# START OF Data listing

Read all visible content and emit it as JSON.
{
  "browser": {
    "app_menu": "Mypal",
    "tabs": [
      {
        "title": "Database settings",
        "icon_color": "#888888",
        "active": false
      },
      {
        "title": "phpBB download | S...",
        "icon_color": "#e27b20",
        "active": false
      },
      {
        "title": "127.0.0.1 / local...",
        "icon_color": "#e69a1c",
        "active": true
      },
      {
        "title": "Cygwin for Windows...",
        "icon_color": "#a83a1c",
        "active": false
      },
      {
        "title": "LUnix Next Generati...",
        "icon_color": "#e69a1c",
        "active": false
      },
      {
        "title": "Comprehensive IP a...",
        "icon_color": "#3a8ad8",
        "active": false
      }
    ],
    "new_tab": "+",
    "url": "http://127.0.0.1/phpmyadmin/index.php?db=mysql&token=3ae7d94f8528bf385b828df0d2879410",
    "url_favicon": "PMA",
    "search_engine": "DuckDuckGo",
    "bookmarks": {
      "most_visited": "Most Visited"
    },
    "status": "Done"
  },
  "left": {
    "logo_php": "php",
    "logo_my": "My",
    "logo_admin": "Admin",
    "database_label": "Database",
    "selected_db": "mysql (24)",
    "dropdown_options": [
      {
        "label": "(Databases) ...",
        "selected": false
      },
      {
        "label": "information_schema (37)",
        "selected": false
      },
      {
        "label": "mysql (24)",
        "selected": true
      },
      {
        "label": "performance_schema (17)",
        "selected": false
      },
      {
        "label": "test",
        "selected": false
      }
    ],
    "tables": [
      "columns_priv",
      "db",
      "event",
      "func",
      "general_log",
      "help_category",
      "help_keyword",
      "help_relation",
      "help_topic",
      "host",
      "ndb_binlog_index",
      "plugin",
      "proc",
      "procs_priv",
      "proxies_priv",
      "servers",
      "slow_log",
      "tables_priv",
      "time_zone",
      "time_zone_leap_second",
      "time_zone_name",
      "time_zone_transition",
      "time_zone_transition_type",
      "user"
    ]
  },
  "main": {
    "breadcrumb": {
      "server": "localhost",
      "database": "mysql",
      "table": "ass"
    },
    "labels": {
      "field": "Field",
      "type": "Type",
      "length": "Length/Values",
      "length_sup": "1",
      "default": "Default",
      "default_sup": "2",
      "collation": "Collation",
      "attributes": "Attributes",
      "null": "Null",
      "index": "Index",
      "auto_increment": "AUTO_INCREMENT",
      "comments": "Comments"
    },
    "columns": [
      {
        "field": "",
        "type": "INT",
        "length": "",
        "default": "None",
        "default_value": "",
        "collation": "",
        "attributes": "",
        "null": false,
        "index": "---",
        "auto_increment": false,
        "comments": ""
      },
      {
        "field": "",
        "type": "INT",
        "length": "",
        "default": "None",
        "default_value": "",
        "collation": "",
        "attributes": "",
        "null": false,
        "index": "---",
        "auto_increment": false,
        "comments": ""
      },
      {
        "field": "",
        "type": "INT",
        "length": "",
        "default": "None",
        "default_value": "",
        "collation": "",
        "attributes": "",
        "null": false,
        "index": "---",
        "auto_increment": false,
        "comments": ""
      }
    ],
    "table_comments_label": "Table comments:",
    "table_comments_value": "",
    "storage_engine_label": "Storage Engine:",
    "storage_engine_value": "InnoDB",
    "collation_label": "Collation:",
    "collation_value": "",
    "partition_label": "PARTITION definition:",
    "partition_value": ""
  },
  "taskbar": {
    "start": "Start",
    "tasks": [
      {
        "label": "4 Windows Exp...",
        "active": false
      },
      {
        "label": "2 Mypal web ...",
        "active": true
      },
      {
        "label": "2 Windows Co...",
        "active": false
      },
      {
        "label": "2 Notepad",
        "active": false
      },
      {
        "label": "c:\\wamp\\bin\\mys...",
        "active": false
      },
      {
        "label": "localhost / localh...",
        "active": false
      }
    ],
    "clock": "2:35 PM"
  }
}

# END OF Data listing

Challenge
Copy every line of the listing that includes the string "title".

Task response
        "title": "Database settings",
        "title": "phpBB download | S...",
        "title": "127.0.0.1 / local...",
        "title": "Cygwin for Windows...",
        "title": "LUnix Next Generati...",
        "title": "Comprehensive IP a...",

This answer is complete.